RECORDS PROVIDED below:
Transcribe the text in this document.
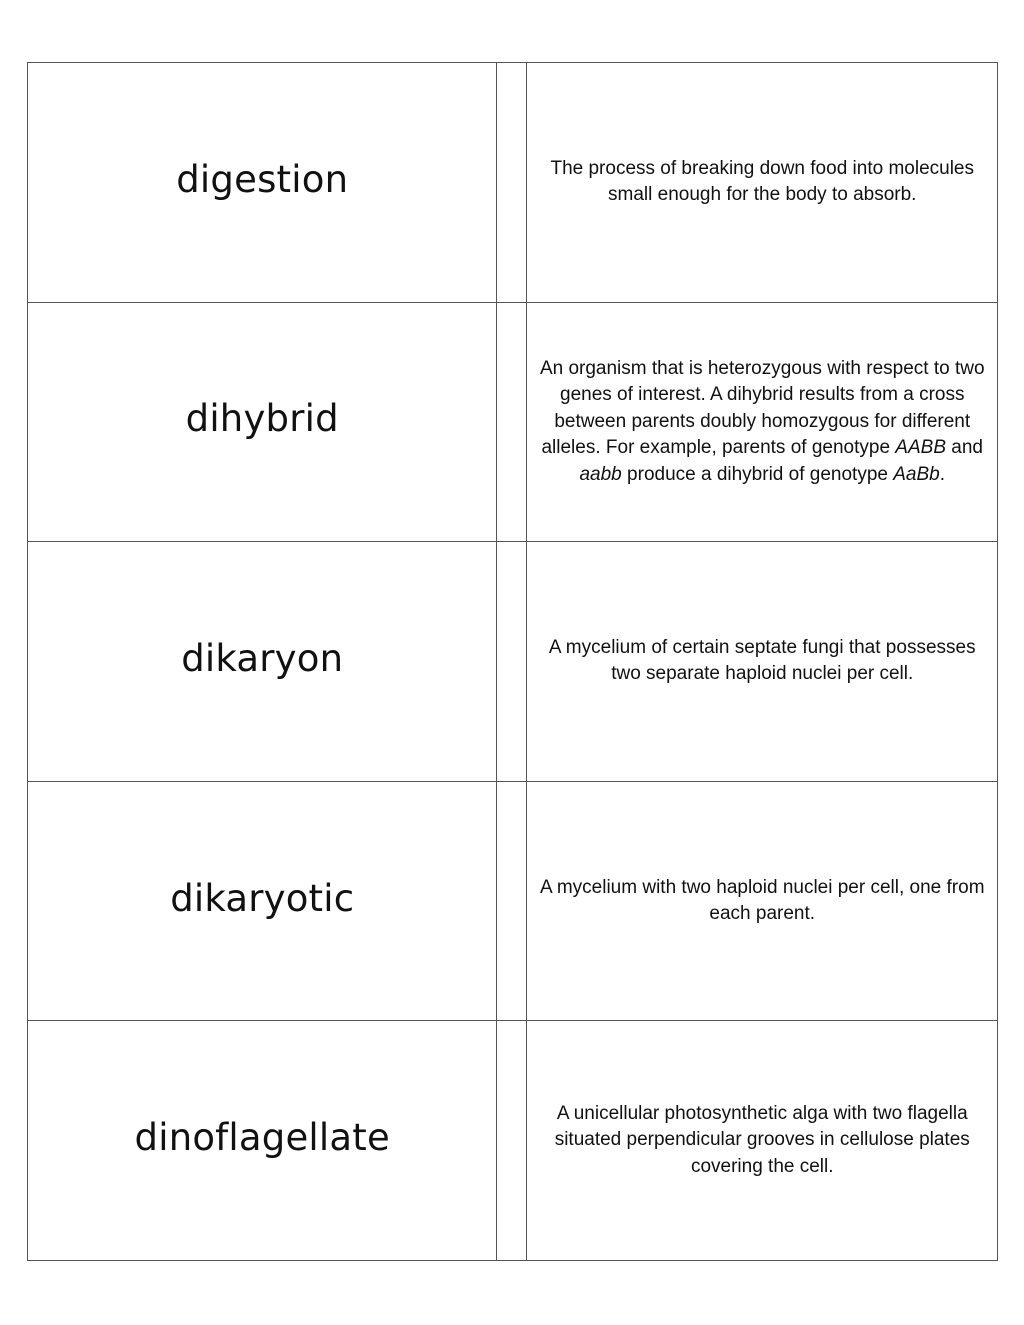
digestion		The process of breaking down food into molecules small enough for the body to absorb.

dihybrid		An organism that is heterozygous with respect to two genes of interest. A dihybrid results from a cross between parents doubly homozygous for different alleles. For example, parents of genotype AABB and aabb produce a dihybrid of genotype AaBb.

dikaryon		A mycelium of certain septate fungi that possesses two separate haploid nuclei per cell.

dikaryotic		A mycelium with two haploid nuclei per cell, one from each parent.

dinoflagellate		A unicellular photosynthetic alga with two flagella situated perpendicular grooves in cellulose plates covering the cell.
End of RECORDS PROVIDED.
RECORDS PROVIDED below:
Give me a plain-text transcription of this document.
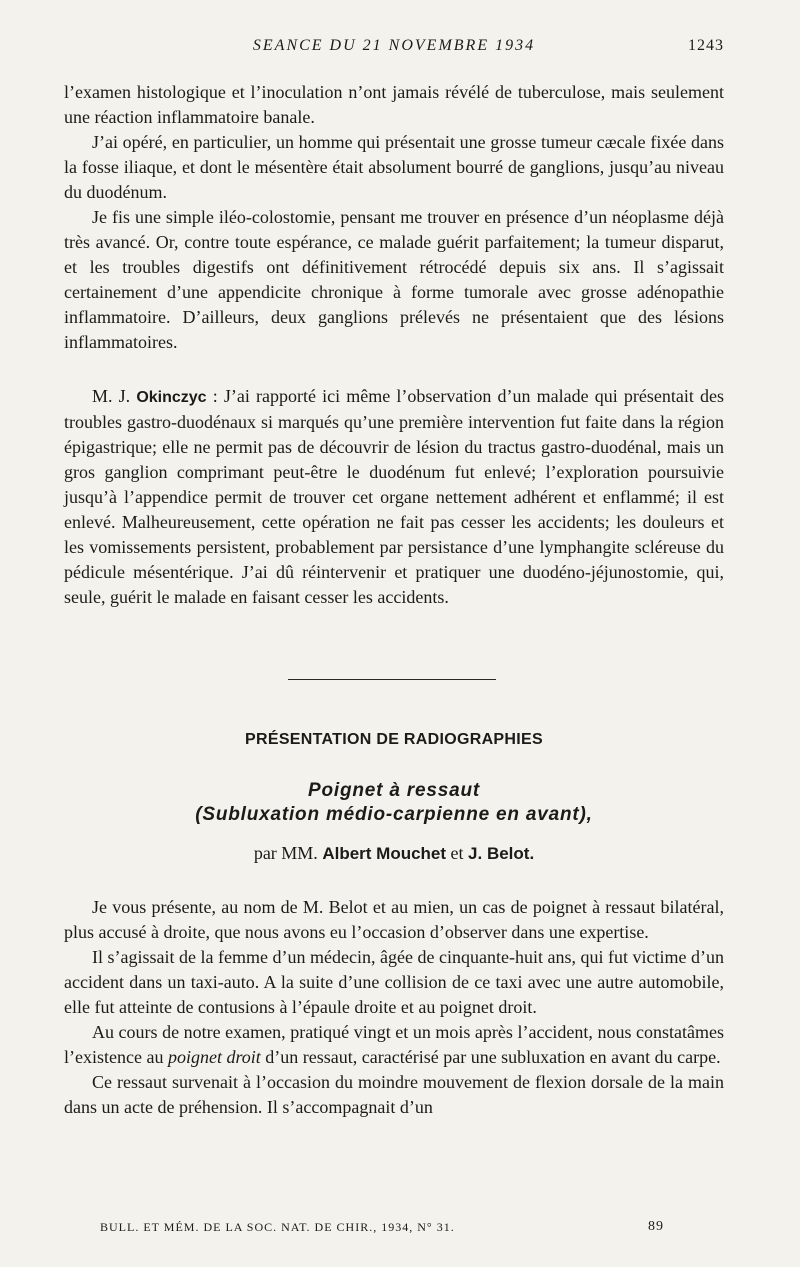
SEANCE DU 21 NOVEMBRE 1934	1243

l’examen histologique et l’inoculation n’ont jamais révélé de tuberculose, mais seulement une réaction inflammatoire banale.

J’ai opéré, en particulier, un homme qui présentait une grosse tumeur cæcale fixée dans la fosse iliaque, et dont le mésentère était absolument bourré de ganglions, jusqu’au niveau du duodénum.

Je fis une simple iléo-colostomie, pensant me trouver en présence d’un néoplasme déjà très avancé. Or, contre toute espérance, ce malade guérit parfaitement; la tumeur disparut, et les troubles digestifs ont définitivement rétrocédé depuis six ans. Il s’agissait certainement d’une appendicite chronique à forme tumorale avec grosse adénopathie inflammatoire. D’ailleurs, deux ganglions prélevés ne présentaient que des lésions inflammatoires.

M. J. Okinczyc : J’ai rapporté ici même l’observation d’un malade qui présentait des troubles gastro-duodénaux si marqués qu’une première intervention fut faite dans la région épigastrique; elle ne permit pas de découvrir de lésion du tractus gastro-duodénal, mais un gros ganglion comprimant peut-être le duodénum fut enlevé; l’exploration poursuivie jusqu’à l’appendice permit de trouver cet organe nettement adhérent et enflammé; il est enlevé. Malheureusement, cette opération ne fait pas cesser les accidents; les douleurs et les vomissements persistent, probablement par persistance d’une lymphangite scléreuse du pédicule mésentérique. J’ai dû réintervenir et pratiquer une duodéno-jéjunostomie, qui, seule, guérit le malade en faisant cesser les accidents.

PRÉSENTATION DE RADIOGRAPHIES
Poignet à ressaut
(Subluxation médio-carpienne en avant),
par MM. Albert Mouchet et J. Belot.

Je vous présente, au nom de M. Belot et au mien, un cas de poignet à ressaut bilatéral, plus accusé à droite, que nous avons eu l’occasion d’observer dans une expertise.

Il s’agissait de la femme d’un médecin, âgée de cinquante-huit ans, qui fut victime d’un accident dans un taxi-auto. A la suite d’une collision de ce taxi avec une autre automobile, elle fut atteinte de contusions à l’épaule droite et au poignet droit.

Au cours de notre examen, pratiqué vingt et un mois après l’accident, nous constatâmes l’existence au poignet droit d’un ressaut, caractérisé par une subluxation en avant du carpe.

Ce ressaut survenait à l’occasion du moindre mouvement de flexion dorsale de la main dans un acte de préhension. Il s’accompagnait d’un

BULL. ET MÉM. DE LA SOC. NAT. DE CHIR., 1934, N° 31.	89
End of RECORDS PROVIDED.
RECORDS PROVIDED below:
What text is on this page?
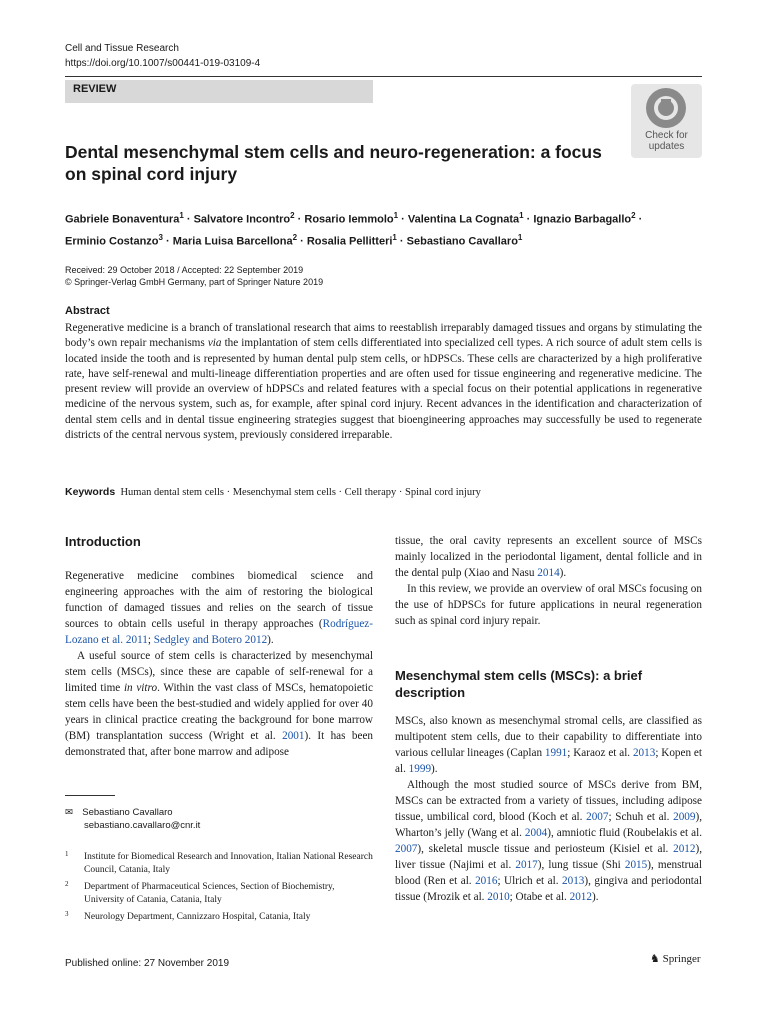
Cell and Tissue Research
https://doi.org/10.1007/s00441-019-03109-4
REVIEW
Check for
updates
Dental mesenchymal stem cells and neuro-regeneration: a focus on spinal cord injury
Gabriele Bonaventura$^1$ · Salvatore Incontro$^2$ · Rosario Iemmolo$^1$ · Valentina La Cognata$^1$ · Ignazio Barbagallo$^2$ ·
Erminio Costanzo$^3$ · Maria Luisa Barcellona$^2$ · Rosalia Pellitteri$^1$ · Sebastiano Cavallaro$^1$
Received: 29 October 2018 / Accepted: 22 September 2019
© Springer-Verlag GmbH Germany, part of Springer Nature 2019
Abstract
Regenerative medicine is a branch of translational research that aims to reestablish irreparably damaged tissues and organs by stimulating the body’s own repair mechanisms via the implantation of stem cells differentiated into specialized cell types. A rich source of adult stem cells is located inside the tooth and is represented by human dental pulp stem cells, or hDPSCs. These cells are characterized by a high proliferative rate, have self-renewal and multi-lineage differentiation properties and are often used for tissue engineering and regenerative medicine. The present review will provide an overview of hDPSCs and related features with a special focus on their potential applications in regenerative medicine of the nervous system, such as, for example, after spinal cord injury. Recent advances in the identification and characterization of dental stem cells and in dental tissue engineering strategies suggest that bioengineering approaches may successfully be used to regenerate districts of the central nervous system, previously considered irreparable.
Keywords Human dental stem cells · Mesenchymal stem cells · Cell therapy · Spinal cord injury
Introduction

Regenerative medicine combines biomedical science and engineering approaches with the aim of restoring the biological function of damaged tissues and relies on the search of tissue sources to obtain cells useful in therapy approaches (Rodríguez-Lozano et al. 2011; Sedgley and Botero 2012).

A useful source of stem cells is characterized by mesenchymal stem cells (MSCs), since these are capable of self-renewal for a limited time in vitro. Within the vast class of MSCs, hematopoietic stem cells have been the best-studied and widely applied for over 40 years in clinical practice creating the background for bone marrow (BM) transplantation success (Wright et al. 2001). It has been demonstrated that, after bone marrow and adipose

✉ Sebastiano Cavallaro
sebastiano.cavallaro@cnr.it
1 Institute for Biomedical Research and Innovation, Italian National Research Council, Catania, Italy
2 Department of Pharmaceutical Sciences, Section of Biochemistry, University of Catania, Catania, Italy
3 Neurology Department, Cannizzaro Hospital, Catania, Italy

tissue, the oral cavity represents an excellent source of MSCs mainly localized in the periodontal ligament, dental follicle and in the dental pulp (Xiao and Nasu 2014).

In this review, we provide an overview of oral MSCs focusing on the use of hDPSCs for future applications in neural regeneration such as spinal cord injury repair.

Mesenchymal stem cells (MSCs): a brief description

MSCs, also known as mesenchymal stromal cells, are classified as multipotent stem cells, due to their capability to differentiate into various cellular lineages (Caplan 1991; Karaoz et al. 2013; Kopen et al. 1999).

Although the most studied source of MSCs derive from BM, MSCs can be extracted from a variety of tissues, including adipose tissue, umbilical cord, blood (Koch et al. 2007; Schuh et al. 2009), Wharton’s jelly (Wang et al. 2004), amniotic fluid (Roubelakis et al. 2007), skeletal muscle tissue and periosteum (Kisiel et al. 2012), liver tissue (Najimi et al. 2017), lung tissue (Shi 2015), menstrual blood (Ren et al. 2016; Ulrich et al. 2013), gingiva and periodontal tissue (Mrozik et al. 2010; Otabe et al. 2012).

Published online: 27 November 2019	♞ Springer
End of RECORDS PROVIDED.
### EXERCISE DETAILS
Taking the records as a whole, report how many of their lines include the word "examen". Nothing but the number is wanted.

### TASK ANSWER
2